■ **What to do**
What is the number of lines in the entries below that include the word "into"? Provide the number only.

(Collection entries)
────────────────

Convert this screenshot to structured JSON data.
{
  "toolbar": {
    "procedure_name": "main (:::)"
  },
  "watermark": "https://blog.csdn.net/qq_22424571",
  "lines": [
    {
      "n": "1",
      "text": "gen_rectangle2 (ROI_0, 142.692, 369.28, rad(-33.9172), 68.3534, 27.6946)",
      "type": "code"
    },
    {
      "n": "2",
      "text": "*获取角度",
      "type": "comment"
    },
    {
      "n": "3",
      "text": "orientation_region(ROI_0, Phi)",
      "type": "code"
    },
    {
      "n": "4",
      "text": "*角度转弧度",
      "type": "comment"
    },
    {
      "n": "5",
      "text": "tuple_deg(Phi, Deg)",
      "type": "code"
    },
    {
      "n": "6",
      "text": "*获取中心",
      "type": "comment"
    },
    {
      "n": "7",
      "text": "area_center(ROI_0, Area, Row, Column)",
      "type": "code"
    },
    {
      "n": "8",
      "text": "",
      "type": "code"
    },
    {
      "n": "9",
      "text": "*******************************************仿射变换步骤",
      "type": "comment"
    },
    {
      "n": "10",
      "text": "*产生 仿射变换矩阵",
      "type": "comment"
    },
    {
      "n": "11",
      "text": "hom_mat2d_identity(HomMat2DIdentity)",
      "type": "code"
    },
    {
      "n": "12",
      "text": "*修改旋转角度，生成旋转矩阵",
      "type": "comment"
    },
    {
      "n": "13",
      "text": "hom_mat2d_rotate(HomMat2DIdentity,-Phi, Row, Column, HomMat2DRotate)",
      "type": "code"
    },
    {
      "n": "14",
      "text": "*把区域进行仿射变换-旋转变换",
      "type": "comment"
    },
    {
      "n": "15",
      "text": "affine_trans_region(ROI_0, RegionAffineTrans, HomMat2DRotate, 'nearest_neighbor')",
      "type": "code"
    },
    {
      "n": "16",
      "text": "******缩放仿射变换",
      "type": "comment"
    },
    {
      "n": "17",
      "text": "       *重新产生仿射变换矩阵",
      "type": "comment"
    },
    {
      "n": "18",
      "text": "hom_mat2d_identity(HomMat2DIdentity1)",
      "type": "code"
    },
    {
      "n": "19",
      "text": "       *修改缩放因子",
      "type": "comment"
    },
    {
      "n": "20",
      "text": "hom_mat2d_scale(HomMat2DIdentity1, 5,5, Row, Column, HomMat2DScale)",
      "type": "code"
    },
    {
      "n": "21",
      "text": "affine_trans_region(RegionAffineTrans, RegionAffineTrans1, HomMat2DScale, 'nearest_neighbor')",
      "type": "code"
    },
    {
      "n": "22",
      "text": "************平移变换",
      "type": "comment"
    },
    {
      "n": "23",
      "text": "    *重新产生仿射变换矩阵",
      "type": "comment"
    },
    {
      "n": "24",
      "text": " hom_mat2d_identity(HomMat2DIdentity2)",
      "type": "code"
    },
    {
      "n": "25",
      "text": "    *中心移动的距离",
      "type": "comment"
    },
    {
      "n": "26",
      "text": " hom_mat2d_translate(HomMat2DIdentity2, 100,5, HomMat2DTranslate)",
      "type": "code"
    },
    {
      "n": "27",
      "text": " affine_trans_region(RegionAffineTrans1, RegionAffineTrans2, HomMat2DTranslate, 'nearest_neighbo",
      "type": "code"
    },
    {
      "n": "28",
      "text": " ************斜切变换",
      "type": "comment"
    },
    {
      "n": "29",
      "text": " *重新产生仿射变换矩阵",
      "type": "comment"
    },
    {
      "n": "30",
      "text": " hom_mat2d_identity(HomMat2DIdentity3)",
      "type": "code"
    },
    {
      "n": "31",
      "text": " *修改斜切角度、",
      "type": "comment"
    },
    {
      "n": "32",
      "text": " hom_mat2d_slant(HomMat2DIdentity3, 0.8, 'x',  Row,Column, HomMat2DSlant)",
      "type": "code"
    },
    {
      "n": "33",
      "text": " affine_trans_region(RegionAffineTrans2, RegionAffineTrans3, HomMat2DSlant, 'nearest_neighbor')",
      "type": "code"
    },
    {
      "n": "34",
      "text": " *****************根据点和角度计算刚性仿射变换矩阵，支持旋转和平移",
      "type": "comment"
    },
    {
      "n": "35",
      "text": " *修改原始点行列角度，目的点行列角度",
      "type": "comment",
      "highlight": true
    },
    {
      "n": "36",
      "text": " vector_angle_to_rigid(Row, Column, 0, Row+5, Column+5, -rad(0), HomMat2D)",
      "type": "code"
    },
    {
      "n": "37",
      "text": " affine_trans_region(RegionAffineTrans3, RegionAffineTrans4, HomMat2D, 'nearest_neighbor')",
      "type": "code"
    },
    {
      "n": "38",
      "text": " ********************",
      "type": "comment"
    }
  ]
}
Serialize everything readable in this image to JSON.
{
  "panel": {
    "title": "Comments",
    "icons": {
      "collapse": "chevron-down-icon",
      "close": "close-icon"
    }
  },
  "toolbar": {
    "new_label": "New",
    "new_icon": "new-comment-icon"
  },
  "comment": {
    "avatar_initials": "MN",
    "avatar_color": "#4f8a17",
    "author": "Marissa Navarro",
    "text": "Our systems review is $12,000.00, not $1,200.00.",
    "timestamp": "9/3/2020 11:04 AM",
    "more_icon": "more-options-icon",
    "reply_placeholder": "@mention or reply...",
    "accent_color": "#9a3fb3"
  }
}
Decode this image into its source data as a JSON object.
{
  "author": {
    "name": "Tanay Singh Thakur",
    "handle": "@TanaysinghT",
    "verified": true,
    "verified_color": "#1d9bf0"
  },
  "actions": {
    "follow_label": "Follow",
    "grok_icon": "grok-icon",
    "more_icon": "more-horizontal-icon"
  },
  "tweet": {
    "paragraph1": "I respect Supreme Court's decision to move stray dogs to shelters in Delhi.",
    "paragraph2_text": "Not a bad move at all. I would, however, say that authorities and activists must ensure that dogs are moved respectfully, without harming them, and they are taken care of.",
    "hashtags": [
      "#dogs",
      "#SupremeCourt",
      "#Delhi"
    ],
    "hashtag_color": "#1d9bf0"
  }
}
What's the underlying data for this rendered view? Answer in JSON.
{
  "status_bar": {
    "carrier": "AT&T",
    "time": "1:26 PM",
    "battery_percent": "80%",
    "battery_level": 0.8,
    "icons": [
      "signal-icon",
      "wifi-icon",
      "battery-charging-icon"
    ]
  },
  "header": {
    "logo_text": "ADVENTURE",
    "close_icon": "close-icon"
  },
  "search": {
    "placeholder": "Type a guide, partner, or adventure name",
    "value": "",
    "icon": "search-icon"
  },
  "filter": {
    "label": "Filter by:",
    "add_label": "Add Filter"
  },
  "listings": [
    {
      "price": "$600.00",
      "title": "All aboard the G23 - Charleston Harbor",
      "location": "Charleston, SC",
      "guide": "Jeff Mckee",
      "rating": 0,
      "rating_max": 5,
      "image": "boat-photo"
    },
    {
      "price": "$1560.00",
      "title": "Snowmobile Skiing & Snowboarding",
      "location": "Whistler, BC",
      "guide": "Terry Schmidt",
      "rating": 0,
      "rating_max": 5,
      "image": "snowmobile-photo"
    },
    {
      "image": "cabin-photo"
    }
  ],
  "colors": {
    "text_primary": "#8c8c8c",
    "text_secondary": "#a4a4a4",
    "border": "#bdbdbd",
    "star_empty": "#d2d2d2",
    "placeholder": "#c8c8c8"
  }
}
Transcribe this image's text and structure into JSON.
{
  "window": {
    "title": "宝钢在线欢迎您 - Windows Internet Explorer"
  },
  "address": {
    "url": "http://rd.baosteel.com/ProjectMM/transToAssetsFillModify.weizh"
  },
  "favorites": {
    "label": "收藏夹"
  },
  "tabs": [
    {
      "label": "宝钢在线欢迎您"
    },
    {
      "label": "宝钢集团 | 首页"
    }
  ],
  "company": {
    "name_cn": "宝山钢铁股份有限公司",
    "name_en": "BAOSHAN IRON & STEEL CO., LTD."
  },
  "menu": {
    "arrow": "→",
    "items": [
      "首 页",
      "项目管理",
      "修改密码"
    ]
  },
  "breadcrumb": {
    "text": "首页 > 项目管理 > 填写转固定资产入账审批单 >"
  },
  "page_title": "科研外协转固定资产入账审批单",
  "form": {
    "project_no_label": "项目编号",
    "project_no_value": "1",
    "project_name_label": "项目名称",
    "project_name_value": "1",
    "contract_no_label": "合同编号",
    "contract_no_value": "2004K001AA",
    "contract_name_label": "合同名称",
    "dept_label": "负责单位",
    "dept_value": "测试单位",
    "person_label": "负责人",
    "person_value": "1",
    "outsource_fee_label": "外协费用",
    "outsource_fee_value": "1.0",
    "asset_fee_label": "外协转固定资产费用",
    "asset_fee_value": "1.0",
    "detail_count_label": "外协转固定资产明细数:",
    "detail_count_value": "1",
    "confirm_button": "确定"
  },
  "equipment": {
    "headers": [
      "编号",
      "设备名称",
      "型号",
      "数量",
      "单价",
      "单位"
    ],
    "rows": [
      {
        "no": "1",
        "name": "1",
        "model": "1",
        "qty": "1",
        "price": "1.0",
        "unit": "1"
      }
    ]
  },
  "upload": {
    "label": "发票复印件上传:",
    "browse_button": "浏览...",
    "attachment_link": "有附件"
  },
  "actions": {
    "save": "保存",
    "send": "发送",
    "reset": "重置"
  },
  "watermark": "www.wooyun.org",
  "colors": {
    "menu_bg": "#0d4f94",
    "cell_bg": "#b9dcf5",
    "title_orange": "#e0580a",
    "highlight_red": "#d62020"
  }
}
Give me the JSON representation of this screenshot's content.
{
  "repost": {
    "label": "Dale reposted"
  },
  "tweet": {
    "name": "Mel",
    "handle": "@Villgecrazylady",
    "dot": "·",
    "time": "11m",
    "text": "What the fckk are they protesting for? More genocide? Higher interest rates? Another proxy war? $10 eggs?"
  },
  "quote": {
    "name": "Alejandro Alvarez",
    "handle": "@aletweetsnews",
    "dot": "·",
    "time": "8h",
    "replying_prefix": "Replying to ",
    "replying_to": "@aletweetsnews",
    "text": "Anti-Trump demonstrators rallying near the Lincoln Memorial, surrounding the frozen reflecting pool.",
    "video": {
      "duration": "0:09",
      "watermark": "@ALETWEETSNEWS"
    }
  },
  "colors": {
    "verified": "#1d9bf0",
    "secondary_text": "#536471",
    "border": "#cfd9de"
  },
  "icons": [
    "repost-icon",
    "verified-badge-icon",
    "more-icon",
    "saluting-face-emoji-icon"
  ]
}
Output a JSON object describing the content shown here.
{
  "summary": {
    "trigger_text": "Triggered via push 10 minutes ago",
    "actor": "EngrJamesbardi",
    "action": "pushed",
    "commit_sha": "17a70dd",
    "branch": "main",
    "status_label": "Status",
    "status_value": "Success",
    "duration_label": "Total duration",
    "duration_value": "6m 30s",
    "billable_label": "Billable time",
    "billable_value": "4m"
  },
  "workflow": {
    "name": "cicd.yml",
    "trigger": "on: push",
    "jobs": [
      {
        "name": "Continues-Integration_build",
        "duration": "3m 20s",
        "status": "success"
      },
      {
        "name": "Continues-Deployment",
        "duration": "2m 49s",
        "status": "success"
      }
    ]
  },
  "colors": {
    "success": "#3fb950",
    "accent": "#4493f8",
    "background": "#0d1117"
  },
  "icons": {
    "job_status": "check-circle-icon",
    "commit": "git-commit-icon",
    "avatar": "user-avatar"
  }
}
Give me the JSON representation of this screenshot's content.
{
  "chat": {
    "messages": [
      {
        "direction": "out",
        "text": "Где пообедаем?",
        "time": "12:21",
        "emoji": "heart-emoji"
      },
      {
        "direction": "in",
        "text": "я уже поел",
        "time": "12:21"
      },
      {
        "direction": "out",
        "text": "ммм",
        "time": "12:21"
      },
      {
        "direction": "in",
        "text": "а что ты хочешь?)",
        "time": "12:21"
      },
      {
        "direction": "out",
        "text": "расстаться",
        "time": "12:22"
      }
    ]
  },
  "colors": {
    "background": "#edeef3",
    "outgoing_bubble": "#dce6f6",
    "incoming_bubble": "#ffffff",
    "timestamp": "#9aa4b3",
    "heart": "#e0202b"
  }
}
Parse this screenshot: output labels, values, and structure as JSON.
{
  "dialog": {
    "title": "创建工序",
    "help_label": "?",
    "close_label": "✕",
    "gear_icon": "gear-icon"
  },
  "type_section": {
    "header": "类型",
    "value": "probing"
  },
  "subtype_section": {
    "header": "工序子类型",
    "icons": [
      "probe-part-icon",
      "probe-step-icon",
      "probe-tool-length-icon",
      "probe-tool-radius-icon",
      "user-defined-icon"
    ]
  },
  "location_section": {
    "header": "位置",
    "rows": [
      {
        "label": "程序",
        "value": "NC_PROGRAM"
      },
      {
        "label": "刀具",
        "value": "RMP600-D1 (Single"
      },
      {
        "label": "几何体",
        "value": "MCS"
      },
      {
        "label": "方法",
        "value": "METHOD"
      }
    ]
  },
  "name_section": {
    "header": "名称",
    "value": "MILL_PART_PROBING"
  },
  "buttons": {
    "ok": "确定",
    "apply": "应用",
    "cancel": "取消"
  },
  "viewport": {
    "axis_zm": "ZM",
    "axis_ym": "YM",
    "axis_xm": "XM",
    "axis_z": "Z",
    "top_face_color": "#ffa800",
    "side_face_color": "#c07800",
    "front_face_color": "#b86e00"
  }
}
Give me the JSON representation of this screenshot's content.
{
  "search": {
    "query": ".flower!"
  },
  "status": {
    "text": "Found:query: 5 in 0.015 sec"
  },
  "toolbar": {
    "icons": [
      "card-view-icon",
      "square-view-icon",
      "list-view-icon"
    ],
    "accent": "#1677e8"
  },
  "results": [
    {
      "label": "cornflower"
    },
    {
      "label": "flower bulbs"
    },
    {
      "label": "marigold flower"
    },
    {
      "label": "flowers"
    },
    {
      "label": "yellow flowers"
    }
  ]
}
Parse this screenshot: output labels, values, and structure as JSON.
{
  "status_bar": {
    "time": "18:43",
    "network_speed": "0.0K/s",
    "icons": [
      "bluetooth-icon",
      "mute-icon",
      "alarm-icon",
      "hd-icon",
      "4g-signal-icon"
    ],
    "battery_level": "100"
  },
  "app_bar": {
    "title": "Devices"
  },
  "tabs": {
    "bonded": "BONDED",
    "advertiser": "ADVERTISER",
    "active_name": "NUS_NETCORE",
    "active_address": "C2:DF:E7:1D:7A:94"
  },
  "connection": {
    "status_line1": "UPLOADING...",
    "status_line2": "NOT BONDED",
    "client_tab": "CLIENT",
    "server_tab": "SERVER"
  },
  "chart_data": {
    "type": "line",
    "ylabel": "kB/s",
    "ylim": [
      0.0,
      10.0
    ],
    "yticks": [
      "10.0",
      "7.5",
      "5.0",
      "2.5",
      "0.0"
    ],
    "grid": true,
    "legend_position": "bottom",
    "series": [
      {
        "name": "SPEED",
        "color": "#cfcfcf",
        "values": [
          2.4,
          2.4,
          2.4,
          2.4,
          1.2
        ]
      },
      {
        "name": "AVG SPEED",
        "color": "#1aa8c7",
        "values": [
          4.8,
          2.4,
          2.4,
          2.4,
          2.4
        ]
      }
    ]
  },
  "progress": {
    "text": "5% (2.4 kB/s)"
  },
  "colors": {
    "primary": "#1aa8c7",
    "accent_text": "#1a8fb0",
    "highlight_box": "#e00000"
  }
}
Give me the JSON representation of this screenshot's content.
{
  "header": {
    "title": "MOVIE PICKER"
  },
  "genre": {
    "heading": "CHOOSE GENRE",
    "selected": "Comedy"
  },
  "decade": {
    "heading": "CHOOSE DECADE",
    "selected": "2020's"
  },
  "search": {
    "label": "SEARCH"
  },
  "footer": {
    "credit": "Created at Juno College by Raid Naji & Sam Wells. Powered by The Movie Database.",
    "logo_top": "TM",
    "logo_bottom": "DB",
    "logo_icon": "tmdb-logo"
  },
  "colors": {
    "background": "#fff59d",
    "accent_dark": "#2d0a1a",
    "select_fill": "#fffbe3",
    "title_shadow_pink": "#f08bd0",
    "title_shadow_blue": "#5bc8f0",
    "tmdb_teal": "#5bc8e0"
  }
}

────────────────

■ **Complete response**
2